**EXTRACTED ENTRIES**
*-*-*

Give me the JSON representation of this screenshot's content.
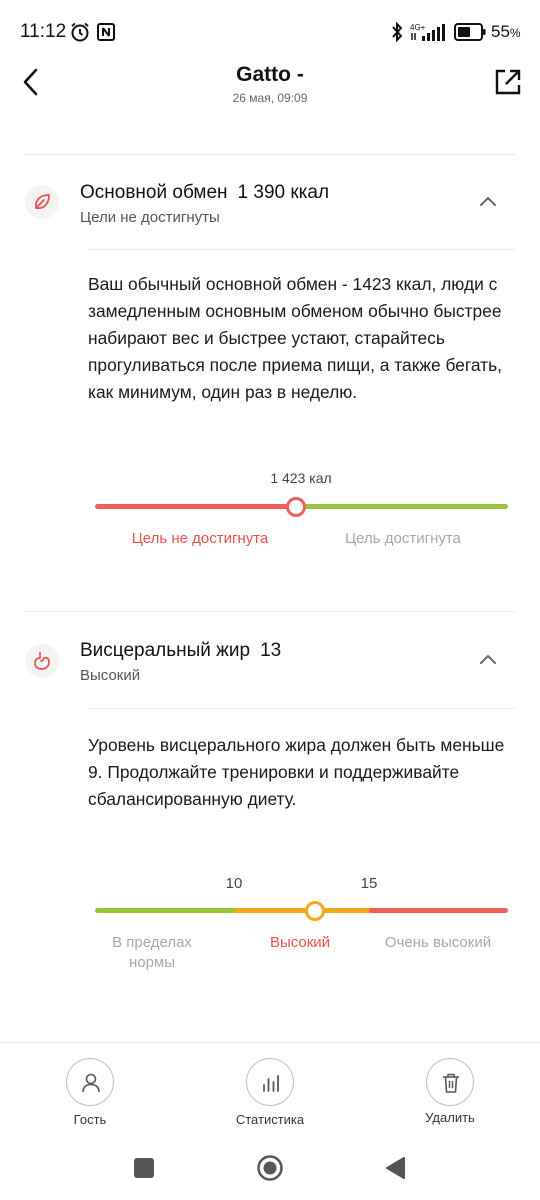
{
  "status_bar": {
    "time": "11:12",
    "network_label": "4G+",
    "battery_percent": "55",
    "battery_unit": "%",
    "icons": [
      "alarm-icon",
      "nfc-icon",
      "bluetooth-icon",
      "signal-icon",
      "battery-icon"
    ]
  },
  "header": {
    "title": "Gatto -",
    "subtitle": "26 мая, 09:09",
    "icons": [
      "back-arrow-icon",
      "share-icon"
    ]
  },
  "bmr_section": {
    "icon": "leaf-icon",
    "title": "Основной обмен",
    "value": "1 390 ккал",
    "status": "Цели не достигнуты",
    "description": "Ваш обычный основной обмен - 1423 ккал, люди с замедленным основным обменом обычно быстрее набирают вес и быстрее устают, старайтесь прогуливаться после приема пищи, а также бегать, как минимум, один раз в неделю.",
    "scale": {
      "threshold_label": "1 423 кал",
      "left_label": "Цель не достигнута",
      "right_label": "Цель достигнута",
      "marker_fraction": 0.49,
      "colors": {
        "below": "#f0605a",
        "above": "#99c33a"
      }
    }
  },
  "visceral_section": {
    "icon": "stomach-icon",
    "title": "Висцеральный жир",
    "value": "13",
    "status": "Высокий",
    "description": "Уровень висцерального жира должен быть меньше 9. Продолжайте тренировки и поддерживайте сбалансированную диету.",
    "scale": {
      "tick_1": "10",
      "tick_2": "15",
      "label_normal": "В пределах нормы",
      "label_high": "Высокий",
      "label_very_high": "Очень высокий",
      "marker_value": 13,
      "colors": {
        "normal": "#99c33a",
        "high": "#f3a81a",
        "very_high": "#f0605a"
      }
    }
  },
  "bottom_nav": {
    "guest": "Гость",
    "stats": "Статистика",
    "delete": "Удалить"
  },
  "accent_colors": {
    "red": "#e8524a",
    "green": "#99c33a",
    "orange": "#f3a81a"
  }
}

*-*-*

**WRITTEN EXERCISE**
Go through the listing above and write it out again exactly, dropping the pictures.

**WRITTEN ANSWER**
Give me the JSON representation of this screenshot's content.
{
  "status_bar": {
    "time": "11:12",
    "network_label": "4G+",
    "battery_percent": "55",
    "battery_unit": "%",
    "icons": [
      "alarm-icon",
      "nfc-icon",
      "bluetooth-icon",
      "signal-icon",
      "battery-icon"
    ]
  },
  "header": {
    "title": "Gatto -",
    "subtitle": "26 мая, 09:09",
    "icons": [
      "back-arrow-icon",
      "share-icon"
    ]
  },
  "bmr_section": {
    "icon": "leaf-icon",
    "title": "Основной обмен",
    "value": "1 390 ккал",
    "status": "Цели не достигнуты",
    "description": "Ваш обычный основной обмен - 1423 ккал, люди с замедленным основным обменом обычно быстрее набирают вес и быстрее устают, старайтесь прогуливаться после приема пищи, а также бегать, как минимум, один раз в неделю.",
    "scale": {
      "threshold_label": "1 423 кал",
      "left_label": "Цель не достигнута",
      "right_label": "Цель достигнута",
      "marker_fraction": 0.49,
      "colors": {
        "below": "#f0605a",
        "above": "#99c33a"
      }
    }
  },
  "visceral_section": {
    "icon": "stomach-icon",
    "title": "Висцеральный жир",
    "value": "13",
    "status": "Высокий",
    "description": "Уровень висцерального жира должен быть меньше 9. Продолжайте тренировки и поддерживайте сбалансированную диету.",
    "scale": {
      "tick_1": "10",
      "tick_2": "15",
      "label_normal": "В пределах нормы",
      "label_high": "Высокий",
      "label_very_high": "Очень высокий",
      "marker_value": 13,
      "colors": {
        "normal": "#99c33a",
        "high": "#f3a81a",
        "very_high": "#f0605a"
      }
    }
  },
  "bottom_nav": {
    "guest": "Гость",
    "stats": "Статистика",
    "delete": "Удалить"
  },
  "accent_colors": {
    "red": "#e8524a",
    "green": "#99c33a",
    "orange": "#f3a81a"
  }
}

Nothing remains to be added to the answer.